→ Request: Word for word, retype every entry in the listing.

→ Records for the exercise:
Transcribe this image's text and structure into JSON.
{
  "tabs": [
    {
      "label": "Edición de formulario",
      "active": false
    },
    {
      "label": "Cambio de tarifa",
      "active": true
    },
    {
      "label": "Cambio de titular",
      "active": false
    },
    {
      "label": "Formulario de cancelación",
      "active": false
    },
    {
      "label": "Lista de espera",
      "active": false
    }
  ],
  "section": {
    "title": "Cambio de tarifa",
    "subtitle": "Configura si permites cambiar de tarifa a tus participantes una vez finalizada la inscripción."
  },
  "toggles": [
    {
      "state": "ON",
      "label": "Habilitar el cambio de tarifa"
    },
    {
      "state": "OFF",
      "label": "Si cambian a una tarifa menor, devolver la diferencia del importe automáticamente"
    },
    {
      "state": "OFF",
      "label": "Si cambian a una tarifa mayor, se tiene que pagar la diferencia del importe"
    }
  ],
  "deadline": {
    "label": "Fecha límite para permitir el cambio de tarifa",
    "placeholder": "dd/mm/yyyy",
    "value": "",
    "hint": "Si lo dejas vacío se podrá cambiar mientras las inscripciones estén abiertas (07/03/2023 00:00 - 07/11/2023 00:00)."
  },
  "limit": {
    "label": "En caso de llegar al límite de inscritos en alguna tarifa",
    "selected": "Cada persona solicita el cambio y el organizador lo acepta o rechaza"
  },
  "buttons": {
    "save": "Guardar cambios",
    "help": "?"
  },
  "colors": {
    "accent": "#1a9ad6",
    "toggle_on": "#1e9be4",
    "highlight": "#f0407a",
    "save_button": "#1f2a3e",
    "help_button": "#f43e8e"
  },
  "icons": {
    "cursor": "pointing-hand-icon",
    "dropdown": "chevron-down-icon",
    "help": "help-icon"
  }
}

→ Written reply:
Transcribe this image's text and structure into JSON.
{
  "tabs": [
    {
      "label": "Edición de formulario",
      "active": false
    },
    {
      "label": "Cambio de tarifa",
      "active": true
    },
    {
      "label": "Cambio de titular",
      "active": false
    },
    {
      "label": "Formulario de cancelación",
      "active": false
    },
    {
      "label": "Lista de espera",
      "active": false
    }
  ],
  "section": {
    "title": "Cambio de tarifa",
    "subtitle": "Configura si permites cambiar de tarifa a tus participantes una vez finalizada la inscripción."
  },
  "toggles": [
    {
      "state": "ON",
      "label": "Habilitar el cambio de tarifa"
    },
    {
      "state": "OFF",
      "label": "Si cambian a una tarifa menor, devolver la diferencia del importe automáticamente"
    },
    {
      "state": "OFF",
      "label": "Si cambian a una tarifa mayor, se tiene que pagar la diferencia del importe"
    }
  ],
  "deadline": {
    "label": "Fecha límite para permitir el cambio de tarifa",
    "placeholder": "dd/mm/yyyy",
    "value": "",
    "hint": "Si lo dejas vacío se podrá cambiar mientras las inscripciones estén abiertas (07/03/2023 00:00 - 07/11/2023 00:00)."
  },
  "limit": {
    "label": "En caso de llegar al límite de inscritos en alguna tarifa",
    "selected": "Cada persona solicita el cambio y el organizador lo acepta o rechaza"
  },
  "buttons": {
    "save": "Guardar cambios",
    "help": "?"
  },
  "colors": {
    "accent": "#1a9ad6",
    "toggle_on": "#1e9be4",
    "highlight": "#f0407a",
    "save_button": "#1f2a3e",
    "help_button": "#f43e8e"
  },
  "icons": {
    "cursor": "pointing-hand-icon",
    "dropdown": "chevron-down-icon",
    "help": "help-icon"
  }
}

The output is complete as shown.